=== LISTED ENTRIES ===
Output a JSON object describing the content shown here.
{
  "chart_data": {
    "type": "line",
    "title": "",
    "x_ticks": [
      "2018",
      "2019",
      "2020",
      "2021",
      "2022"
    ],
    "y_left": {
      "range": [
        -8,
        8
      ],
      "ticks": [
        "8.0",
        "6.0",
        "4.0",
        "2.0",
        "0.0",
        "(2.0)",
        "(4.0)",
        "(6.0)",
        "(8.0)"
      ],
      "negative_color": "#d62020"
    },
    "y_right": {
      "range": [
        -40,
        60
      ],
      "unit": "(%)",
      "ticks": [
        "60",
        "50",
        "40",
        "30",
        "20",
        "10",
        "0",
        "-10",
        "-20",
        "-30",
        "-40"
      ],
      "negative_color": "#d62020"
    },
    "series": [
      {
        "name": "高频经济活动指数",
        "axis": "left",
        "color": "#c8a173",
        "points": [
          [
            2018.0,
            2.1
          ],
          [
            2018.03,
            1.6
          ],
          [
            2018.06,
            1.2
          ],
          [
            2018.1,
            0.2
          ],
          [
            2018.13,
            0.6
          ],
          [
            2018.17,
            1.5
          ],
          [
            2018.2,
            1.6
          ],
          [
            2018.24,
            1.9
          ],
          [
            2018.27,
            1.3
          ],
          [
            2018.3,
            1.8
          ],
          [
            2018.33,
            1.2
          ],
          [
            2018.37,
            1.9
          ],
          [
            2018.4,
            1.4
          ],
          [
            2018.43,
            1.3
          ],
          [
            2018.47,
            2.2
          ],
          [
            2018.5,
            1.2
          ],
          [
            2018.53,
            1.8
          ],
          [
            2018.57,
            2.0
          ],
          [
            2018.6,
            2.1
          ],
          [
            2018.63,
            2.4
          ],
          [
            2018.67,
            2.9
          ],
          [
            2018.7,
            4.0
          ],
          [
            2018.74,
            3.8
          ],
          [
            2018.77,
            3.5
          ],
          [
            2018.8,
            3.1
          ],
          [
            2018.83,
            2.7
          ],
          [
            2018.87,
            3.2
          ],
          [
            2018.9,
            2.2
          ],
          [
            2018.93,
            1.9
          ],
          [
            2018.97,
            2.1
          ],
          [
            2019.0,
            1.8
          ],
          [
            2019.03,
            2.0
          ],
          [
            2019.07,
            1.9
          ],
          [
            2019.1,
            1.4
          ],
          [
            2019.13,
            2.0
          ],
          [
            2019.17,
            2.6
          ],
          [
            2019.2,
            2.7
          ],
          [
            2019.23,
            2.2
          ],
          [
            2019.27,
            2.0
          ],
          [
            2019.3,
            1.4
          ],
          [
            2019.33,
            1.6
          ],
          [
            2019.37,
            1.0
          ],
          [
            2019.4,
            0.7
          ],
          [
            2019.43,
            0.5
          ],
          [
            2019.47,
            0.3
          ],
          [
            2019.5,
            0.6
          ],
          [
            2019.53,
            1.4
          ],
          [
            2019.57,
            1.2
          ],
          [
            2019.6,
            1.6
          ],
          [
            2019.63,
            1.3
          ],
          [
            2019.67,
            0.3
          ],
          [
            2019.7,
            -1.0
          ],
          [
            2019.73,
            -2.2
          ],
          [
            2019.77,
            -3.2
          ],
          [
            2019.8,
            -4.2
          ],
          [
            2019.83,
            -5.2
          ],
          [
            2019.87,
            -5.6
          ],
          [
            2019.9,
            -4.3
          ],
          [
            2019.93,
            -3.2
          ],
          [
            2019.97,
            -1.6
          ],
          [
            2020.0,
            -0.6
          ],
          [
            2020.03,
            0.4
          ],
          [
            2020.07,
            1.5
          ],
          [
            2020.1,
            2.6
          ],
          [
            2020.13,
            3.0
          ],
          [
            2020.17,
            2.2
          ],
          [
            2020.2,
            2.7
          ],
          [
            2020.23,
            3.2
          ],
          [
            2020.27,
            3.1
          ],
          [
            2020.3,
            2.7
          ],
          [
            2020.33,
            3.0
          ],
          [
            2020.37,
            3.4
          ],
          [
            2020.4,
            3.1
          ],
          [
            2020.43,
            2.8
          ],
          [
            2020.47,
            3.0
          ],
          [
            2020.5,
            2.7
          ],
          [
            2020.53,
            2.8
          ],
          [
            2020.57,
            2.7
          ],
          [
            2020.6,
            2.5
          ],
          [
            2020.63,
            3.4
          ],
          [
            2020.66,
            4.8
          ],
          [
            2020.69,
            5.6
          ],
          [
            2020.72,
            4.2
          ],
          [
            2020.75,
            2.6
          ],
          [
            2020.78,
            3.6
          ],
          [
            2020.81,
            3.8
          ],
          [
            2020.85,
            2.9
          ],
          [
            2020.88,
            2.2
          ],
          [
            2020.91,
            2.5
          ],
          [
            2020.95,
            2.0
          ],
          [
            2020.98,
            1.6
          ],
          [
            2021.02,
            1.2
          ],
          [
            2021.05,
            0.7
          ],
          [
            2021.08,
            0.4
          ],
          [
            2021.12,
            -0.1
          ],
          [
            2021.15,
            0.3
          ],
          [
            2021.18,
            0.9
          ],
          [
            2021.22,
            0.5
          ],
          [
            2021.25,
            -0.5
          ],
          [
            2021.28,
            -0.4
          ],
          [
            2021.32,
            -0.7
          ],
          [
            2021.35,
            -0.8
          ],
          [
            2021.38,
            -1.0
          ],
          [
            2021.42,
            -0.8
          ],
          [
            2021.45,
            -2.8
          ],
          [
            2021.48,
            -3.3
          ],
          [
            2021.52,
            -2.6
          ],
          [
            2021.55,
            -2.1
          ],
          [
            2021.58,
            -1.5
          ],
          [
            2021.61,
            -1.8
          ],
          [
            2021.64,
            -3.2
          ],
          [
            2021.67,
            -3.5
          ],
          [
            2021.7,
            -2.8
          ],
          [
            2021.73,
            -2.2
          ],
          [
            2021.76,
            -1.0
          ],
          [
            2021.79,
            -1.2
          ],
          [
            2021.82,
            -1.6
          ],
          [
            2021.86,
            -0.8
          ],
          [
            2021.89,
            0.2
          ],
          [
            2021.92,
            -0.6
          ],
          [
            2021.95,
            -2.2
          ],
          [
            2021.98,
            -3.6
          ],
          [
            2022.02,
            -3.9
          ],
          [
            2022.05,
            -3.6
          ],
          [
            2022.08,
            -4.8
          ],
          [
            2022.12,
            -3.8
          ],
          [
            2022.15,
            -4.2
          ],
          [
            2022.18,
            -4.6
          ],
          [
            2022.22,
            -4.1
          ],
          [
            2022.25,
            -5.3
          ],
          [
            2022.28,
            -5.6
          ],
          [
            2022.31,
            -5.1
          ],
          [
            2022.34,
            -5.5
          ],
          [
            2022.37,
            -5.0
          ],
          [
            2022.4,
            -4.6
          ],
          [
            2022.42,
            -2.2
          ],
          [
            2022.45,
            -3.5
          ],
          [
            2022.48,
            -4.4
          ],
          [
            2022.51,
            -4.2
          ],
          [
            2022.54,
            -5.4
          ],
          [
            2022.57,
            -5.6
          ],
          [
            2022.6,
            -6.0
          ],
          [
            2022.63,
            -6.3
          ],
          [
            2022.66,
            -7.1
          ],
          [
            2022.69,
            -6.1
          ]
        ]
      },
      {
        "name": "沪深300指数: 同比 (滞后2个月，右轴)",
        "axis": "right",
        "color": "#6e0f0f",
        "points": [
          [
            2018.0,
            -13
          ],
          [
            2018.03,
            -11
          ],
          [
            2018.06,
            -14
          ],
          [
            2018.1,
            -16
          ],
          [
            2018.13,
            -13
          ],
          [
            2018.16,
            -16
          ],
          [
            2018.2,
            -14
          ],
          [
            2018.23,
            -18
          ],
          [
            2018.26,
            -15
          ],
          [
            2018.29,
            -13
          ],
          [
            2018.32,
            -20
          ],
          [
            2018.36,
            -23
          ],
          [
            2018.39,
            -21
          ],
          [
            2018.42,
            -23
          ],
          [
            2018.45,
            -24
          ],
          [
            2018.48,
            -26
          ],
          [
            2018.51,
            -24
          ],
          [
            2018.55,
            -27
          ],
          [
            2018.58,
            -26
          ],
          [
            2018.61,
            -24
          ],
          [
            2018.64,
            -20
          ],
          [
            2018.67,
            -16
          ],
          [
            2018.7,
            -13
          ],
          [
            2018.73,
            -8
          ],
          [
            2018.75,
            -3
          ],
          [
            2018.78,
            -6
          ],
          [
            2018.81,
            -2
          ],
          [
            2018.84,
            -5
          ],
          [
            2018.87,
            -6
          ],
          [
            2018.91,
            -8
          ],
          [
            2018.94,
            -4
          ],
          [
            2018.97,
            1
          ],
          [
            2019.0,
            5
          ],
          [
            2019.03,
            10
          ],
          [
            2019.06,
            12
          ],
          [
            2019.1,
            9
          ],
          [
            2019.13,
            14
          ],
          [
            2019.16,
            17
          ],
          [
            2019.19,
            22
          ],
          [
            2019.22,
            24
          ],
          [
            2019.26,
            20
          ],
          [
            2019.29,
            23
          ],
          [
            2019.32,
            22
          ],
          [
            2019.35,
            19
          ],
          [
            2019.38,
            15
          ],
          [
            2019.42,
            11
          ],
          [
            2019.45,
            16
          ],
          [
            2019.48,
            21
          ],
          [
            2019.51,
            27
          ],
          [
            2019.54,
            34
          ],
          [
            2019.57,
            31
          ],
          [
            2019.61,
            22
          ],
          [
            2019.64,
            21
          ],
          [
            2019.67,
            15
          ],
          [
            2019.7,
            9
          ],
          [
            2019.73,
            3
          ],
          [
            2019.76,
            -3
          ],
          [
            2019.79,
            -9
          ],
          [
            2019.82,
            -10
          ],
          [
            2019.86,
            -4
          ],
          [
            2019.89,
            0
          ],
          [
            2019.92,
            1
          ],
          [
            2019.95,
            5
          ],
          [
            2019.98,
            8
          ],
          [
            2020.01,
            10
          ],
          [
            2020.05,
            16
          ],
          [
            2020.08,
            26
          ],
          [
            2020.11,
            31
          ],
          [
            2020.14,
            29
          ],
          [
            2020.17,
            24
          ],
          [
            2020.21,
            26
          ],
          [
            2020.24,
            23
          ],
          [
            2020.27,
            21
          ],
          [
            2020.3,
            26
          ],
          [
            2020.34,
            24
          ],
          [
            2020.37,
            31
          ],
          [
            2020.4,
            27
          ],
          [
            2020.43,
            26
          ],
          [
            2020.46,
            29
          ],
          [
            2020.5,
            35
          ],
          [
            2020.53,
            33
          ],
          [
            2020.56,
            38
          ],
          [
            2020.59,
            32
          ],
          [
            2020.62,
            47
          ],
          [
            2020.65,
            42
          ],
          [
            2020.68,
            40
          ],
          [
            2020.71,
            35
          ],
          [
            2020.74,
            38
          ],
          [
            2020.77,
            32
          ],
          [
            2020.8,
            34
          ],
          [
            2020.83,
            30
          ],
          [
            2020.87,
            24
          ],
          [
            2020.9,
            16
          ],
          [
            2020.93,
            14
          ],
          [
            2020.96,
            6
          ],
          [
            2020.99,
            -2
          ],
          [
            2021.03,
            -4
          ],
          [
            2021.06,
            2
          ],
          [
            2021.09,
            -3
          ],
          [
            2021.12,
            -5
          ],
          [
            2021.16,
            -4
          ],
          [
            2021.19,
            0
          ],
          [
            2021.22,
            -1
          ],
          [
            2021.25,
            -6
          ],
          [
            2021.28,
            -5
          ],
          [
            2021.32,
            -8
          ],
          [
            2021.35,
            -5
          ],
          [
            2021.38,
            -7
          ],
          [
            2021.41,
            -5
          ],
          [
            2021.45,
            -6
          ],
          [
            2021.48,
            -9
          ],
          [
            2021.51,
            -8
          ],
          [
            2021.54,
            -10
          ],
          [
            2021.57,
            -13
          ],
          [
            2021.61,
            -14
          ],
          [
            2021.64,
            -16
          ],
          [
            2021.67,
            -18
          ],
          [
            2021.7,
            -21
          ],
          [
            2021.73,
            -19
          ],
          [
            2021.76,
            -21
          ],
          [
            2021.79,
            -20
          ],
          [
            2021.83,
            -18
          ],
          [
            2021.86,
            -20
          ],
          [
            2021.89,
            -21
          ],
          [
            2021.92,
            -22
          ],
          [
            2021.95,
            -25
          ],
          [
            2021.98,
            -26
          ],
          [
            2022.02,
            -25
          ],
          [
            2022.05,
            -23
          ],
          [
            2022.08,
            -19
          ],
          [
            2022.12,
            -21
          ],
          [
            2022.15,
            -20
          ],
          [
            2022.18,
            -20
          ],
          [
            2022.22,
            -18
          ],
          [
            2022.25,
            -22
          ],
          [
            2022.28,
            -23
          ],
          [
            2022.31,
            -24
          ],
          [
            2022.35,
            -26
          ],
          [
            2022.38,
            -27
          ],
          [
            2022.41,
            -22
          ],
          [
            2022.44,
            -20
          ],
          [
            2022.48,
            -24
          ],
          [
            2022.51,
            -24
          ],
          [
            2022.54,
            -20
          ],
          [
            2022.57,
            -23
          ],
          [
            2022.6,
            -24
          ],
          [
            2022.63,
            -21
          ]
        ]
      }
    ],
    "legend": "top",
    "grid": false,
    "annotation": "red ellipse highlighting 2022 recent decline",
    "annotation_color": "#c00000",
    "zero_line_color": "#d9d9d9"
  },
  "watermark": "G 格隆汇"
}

=== STATED TASK ===
Read the entries and show each line that mentions "name".

=== SOLUTION TO THIS PROBLEM ===
        "name": "高频经济活动指数",
        "name": "沪深300指数: 同比 (滞后2个月，右轴)",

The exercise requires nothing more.